━━ Working data

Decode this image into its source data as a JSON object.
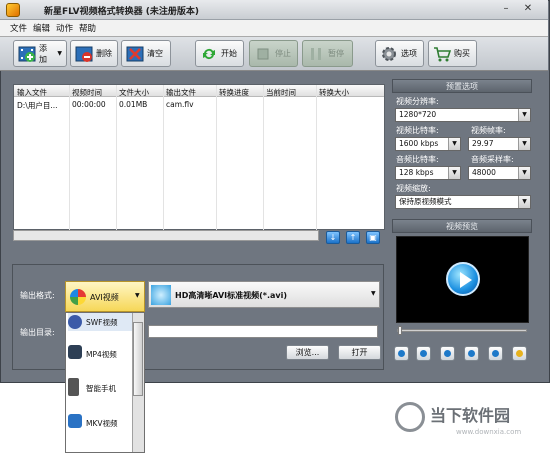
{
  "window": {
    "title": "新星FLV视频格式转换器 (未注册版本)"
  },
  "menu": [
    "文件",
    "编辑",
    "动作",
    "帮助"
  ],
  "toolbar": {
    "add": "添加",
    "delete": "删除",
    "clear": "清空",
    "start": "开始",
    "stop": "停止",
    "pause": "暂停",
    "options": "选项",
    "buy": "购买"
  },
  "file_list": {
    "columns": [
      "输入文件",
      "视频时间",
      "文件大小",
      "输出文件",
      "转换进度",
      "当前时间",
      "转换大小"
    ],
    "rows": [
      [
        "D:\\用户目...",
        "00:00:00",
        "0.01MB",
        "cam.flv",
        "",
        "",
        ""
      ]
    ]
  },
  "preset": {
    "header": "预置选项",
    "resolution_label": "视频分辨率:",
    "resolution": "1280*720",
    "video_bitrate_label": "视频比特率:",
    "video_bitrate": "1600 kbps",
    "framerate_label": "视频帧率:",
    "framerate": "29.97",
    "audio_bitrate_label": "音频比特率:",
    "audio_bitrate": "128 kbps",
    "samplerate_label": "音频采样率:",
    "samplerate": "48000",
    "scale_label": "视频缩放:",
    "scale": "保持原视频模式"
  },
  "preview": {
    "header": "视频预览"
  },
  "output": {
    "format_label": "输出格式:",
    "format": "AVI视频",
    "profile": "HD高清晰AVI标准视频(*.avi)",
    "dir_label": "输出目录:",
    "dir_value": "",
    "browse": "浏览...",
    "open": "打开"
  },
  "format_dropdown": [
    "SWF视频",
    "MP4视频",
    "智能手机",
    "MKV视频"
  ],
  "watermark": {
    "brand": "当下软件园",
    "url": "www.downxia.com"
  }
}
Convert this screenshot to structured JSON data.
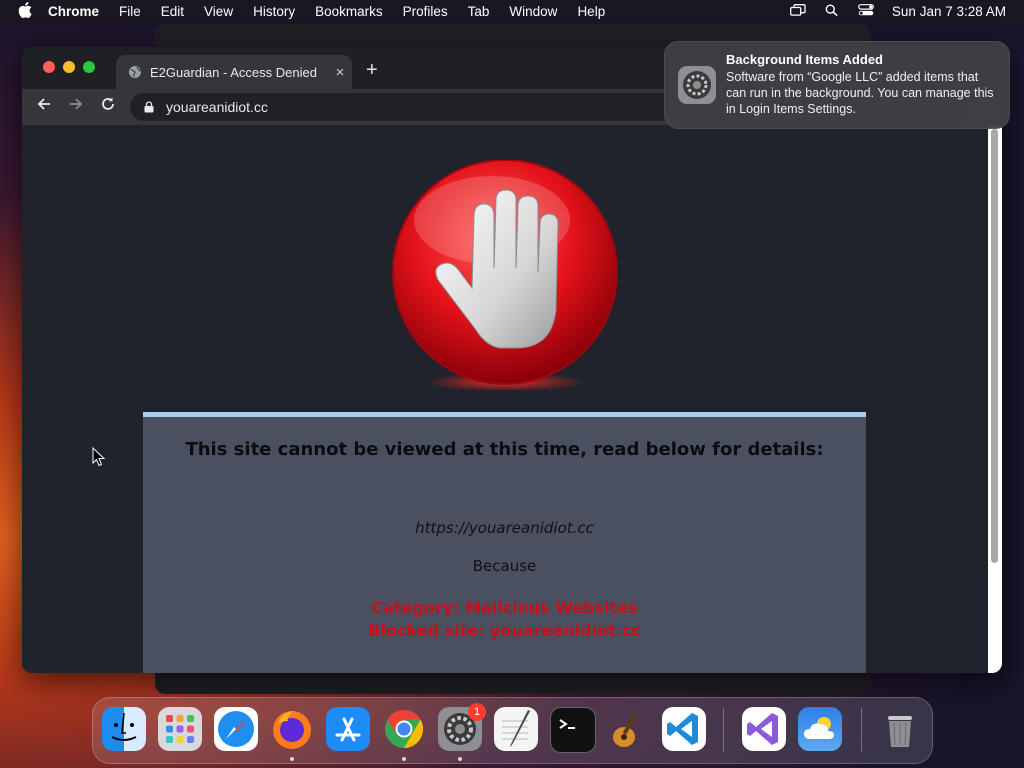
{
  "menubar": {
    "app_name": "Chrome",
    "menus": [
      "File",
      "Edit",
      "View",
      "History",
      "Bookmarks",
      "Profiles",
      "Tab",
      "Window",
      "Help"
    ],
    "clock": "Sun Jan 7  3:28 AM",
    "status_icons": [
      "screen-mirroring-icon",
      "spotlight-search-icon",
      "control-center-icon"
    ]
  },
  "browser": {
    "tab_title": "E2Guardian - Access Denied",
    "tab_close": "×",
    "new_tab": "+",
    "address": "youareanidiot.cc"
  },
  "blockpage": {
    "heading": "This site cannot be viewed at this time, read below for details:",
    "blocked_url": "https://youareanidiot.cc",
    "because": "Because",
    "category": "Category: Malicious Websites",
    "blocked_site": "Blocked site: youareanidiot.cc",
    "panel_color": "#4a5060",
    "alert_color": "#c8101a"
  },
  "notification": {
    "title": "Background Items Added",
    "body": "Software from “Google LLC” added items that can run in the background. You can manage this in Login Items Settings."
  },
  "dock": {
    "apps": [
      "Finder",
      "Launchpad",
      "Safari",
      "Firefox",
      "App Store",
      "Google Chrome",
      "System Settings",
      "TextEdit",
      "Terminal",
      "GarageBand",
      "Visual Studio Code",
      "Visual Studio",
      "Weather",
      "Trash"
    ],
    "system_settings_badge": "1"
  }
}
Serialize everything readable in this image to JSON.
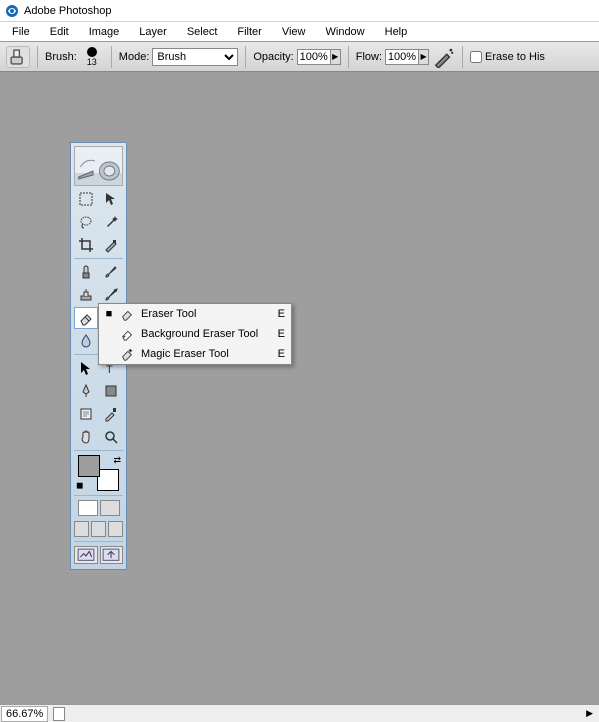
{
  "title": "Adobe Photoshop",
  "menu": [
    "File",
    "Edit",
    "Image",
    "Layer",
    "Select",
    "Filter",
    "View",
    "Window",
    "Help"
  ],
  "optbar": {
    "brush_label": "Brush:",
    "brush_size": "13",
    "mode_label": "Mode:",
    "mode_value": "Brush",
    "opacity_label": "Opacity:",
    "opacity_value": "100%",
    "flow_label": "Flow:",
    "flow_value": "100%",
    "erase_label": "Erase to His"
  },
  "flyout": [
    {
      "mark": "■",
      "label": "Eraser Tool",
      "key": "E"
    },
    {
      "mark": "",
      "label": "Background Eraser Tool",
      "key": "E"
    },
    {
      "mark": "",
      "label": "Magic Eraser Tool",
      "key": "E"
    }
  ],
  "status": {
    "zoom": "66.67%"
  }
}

━━━━

Print all the records again exactly; do not include any picture.

Decode this image into its source data as a JSON object.
{
  "window": {
    "title": "新星FLV视频格式转换器 (未注册版本)"
  },
  "menu": [
    "文件",
    "编辑",
    "动作",
    "帮助"
  ],
  "toolbar": {
    "add": "添加",
    "delete": "删除",
    "clear": "清空",
    "start": "开始",
    "stop": "停止",
    "pause": "暂停",
    "options": "选项",
    "buy": "购买"
  },
  "file_list": {
    "columns": [
      "输入文件",
      "视频时间",
      "文件大小",
      "输出文件",
      "转换进度",
      "当前时间",
      "转换大小"
    ],
    "rows": [
      [
        "D:\\用户目...",
        "00:00:00",
        "0.01MB",
        "cam.flv",
        "",
        "",
        ""
      ]
    ]
  },
  "preset": {
    "header": "预置选项",
    "resolution_label": "视频分辨率:",
    "resolution": "1280*720",
    "video_bitrate_label": "视频比特率:",
    "video_bitrate": "1600 kbps",
    "framerate_label": "视频帧率:",
    "framerate": "29.97",
    "audio_bitrate_label": "音频比特率:",
    "audio_bitrate": "128 kbps",
    "samplerate_label": "音频采样率:",
    "samplerate": "48000",
    "scale_label": "视频缩放:",
    "scale": "保持原视频模式"
  },
  "preview": {
    "header": "视频预览"
  },
  "output": {
    "format_label": "输出格式:",
    "format": "AVI视频",
    "profile": "HD高清晰AVI标准视频(*.avi)",
    "dir_label": "输出目录:",
    "dir_value": "",
    "browse": "浏览...",
    "open": "打开"
  },
  "format_dropdown": [
    "SWF视频",
    "MP4视频",
    "智能手机",
    "MKV视频"
  ],
  "watermark": {
    "brand": "当下软件园",
    "url": "www.downxia.com"
  }
}
Convert this screenshot to structured JSON data.
{
  "menubar": {
    "app_name": "Chrome",
    "menus": [
      "File",
      "Edit",
      "View",
      "History",
      "Bookmarks",
      "Profiles",
      "Tab",
      "Window",
      "Help"
    ],
    "clock": "Sun Jan 7  3:28 AM",
    "status_icons": [
      "screen-mirroring-icon",
      "spotlight-search-icon",
      "control-center-icon"
    ]
  },
  "browser": {
    "tab_title": "E2Guardian - Access Denied",
    "tab_close": "×",
    "new_tab": "+",
    "address": "youareanidiot.cc"
  },
  "blockpage": {
    "heading": "This site cannot be viewed at this time, read below for details:",
    "blocked_url": "https://youareanidiot.cc",
    "because": "Because",
    "category": "Category: Malicious Websites",
    "blocked_site": "Blocked site: youareanidiot.cc",
    "panel_color": "#4a5060",
    "alert_color": "#c8101a"
  },
  "notification": {
    "title": "Background Items Added",
    "body": "Software from “Google LLC” added items that can run in the background. You can manage this in Login Items Settings."
  },
  "dock": {
    "apps": [
      "Finder",
      "Launchpad",
      "Safari",
      "Firefox",
      "App Store",
      "Google Chrome",
      "System Settings",
      "TextEdit",
      "Terminal",
      "GarageBand",
      "Visual Studio Code",
      "Visual Studio",
      "Weather",
      "Trash"
    ],
    "system_settings_badge": "1"
  }
}
Serialize everything readable in this image to JSON.
{
  "title": "Adobe Photoshop",
  "menu": [
    "File",
    "Edit",
    "Image",
    "Layer",
    "Select",
    "Filter",
    "View",
    "Window",
    "Help"
  ],
  "optbar": {
    "brush_label": "Brush:",
    "brush_size": "13",
    "mode_label": "Mode:",
    "mode_value": "Brush",
    "opacity_label": "Opacity:",
    "opacity_value": "100%",
    "flow_label": "Flow:",
    "flow_value": "100%",
    "erase_label": "Erase to His"
  },
  "flyout": [
    {
      "mark": "■",
      "label": "Eraser Tool",
      "key": "E"
    },
    {
      "mark": "",
      "label": "Background Eraser Tool",
      "key": "E"
    },
    {
      "mark": "",
      "label": "Magic Eraser Tool",
      "key": "E"
    }
  ],
  "status": {
    "zoom": "66.67%"
  }
}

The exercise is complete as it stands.